What you should do:
Copy the lines holding the word "Productos", all of them.

[A run of records]
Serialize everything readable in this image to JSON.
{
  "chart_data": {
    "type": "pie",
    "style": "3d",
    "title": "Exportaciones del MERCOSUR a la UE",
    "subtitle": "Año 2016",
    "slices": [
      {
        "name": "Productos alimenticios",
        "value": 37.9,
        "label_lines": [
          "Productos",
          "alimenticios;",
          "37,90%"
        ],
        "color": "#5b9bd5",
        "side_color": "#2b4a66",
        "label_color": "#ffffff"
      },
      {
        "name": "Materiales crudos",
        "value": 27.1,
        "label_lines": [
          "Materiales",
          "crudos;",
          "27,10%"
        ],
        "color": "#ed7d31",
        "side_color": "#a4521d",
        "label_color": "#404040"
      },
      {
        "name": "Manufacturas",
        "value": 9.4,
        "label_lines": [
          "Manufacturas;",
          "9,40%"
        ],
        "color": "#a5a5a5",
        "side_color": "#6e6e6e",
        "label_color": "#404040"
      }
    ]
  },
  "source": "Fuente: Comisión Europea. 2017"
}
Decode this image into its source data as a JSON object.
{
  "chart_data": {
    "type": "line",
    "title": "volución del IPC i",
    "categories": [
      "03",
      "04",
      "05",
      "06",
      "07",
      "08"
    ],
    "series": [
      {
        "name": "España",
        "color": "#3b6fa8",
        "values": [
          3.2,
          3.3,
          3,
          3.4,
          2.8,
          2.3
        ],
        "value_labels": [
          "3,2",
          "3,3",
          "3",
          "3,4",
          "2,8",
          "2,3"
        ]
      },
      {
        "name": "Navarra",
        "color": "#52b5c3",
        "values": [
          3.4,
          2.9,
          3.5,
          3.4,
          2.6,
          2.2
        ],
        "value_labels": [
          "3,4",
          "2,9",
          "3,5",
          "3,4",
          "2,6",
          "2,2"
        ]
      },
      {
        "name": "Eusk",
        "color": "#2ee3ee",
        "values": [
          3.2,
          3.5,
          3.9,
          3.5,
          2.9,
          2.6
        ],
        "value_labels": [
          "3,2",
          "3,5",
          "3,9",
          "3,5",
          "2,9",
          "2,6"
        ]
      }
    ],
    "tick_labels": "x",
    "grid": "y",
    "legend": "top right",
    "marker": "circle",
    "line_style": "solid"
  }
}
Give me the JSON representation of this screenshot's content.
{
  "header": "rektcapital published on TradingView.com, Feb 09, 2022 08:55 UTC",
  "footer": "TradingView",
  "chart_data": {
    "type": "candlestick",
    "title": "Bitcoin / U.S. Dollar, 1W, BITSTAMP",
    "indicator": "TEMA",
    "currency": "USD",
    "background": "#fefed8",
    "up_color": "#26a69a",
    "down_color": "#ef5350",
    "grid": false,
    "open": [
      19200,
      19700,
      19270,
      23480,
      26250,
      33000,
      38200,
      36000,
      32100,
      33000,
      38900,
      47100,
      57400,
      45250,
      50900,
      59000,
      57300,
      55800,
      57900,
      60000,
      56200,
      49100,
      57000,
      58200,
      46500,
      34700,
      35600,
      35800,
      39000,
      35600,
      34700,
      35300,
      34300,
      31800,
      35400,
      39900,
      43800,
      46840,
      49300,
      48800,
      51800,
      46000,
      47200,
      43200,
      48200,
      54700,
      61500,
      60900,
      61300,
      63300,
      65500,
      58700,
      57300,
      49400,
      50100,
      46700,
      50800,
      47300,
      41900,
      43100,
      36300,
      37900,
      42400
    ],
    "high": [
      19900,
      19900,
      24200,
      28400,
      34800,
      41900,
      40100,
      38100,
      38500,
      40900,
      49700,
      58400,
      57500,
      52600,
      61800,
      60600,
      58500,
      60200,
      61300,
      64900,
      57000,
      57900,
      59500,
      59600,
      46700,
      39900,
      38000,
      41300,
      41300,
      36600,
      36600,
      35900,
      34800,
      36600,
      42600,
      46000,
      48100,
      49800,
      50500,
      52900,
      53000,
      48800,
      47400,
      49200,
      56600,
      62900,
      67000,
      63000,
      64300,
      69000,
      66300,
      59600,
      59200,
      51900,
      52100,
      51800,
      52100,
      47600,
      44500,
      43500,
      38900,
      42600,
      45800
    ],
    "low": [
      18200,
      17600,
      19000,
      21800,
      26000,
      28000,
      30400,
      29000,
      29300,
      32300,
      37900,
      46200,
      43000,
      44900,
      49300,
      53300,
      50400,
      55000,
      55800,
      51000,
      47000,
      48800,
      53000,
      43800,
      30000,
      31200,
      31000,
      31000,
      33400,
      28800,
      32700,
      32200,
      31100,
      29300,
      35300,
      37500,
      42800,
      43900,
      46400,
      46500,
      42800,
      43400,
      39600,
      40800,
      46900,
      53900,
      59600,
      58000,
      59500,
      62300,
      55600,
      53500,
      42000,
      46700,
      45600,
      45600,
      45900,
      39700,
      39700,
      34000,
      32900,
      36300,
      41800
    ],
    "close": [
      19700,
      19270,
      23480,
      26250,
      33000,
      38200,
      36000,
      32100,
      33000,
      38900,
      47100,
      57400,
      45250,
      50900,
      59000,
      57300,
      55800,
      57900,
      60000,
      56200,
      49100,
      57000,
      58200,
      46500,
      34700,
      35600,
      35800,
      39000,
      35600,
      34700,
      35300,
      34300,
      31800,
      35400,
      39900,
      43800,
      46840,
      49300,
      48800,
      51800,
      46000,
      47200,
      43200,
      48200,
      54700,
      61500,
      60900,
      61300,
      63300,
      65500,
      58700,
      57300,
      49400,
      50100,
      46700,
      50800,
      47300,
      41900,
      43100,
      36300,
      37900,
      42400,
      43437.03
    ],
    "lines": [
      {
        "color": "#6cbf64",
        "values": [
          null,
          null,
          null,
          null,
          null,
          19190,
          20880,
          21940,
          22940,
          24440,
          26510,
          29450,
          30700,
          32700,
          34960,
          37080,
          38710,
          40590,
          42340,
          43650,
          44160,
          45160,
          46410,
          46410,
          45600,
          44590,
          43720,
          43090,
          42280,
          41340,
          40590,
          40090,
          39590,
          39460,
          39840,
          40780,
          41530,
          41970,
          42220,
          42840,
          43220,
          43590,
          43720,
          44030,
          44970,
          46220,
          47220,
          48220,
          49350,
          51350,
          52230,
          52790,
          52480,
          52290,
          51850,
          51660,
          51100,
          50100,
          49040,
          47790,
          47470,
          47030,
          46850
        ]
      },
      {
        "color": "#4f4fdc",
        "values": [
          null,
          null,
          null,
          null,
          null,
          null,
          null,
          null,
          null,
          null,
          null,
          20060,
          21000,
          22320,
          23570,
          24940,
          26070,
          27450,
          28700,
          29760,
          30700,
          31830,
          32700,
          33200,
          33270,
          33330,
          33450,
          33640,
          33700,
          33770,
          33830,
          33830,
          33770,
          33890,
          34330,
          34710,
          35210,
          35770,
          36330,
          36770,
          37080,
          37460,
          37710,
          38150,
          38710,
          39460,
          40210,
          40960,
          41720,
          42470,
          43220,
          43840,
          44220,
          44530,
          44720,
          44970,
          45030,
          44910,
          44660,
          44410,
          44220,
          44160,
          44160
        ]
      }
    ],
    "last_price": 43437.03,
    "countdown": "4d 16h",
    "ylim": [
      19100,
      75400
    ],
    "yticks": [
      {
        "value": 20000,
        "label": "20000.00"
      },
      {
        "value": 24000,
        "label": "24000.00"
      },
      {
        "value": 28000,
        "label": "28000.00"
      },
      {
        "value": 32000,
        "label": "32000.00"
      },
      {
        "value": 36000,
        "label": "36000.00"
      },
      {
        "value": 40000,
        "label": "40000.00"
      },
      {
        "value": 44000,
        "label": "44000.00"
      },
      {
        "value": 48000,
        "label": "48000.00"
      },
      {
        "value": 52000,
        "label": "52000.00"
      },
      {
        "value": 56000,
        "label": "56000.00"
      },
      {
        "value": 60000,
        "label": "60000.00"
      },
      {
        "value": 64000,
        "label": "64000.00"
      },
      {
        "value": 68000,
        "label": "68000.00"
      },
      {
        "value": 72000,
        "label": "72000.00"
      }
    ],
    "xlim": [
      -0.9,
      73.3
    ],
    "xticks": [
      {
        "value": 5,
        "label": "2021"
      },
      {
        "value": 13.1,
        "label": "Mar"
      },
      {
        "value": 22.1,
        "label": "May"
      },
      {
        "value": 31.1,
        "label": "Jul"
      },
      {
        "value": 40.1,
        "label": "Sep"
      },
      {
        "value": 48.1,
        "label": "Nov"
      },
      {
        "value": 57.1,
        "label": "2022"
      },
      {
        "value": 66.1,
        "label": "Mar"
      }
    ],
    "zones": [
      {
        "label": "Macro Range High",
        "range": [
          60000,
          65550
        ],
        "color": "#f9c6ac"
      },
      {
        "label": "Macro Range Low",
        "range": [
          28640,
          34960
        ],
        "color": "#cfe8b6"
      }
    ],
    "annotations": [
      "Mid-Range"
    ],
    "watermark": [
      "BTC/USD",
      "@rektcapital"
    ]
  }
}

Task output:
        "name": "Productos alimenticios",
          "Productos",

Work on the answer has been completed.